**WRITTEN EXERCISE:**
The records below are to be quoted in full; please keep every word exact.

= = = =

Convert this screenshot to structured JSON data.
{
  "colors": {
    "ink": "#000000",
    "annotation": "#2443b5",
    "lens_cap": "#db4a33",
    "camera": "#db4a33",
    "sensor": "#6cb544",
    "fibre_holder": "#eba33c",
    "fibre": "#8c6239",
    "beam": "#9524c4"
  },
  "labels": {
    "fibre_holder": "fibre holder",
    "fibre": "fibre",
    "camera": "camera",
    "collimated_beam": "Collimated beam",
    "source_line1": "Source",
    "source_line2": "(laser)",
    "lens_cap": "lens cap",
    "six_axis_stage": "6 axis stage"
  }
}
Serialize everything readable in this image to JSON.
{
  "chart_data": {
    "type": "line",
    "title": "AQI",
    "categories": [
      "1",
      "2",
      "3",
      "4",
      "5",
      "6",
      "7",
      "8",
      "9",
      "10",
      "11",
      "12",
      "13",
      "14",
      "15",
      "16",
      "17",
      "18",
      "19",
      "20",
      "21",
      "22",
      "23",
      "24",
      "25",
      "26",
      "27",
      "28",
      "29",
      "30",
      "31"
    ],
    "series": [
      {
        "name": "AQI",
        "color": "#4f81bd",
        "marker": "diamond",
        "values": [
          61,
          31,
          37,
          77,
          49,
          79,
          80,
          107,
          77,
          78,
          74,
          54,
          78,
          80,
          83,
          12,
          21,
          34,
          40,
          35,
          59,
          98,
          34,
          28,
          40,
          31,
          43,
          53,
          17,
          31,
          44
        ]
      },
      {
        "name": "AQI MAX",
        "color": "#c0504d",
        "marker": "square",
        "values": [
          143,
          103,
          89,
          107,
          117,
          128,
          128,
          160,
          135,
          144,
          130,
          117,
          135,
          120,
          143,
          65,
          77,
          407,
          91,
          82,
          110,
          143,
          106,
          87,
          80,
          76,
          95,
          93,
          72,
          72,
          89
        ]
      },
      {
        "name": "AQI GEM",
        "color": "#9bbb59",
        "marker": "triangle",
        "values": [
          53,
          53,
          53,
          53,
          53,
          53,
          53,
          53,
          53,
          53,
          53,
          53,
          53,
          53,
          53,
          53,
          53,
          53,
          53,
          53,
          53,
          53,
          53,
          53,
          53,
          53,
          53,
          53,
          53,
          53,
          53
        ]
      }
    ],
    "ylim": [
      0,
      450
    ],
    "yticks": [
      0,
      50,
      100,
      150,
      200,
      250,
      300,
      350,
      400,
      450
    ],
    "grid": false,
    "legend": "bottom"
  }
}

= = = =

**FINAL RESULT:**
Convert this screenshot to structured JSON data.
{
  "colors": {
    "ink": "#000000",
    "annotation": "#2443b5",
    "lens_cap": "#db4a33",
    "camera": "#db4a33",
    "sensor": "#6cb544",
    "fibre_holder": "#eba33c",
    "fibre": "#8c6239",
    "beam": "#9524c4"
  },
  "labels": {
    "fibre_holder": "fibre holder",
    "fibre": "fibre",
    "camera": "camera",
    "collimated_beam": "Collimated beam",
    "source_line1": "Source",
    "source_line2": "(laser)",
    "lens_cap": "lens cap",
    "six_axis_stage": "6 axis stage"
  }
}
Serialize everything readable in this image to JSON.
{
  "chart_data": {
    "type": "line",
    "title": "AQI",
    "categories": [
      "1",
      "2",
      "3",
      "4",
      "5",
      "6",
      "7",
      "8",
      "9",
      "10",
      "11",
      "12",
      "13",
      "14",
      "15",
      "16",
      "17",
      "18",
      "19",
      "20",
      "21",
      "22",
      "23",
      "24",
      "25",
      "26",
      "27",
      "28",
      "29",
      "30",
      "31"
    ],
    "series": [
      {
        "name": "AQI",
        "color": "#4f81bd",
        "marker": "diamond",
        "values": [
          61,
          31,
          37,
          77,
          49,
          79,
          80,
          107,
          77,
          78,
          74,
          54,
          78,
          80,
          83,
          12,
          21,
          34,
          40,
          35,
          59,
          98,
          34,
          28,
          40,
          31,
          43,
          53,
          17,
          31,
          44
        ]
      },
      {
        "name": "AQI MAX",
        "color": "#c0504d",
        "marker": "square",
        "values": [
          143,
          103,
          89,
          107,
          117,
          128,
          128,
          160,
          135,
          144,
          130,
          117,
          135,
          120,
          143,
          65,
          77,
          407,
          91,
          82,
          110,
          143,
          106,
          87,
          80,
          76,
          95,
          93,
          72,
          72,
          89
        ]
      },
      {
        "name": "AQI GEM",
        "color": "#9bbb59",
        "marker": "triangle",
        "values": [
          53,
          53,
          53,
          53,
          53,
          53,
          53,
          53,
          53,
          53,
          53,
          53,
          53,
          53,
          53,
          53,
          53,
          53,
          53,
          53,
          53,
          53,
          53,
          53,
          53,
          53,
          53,
          53,
          53,
          53,
          53
        ]
      }
    ],
    "ylim": [
      0,
      450
    ],
    "yticks": [
      0,
      50,
      100,
      150,
      200,
      250,
      300,
      350,
      400,
      450
    ],
    "grid": false,
    "legend": "bottom"
  }
}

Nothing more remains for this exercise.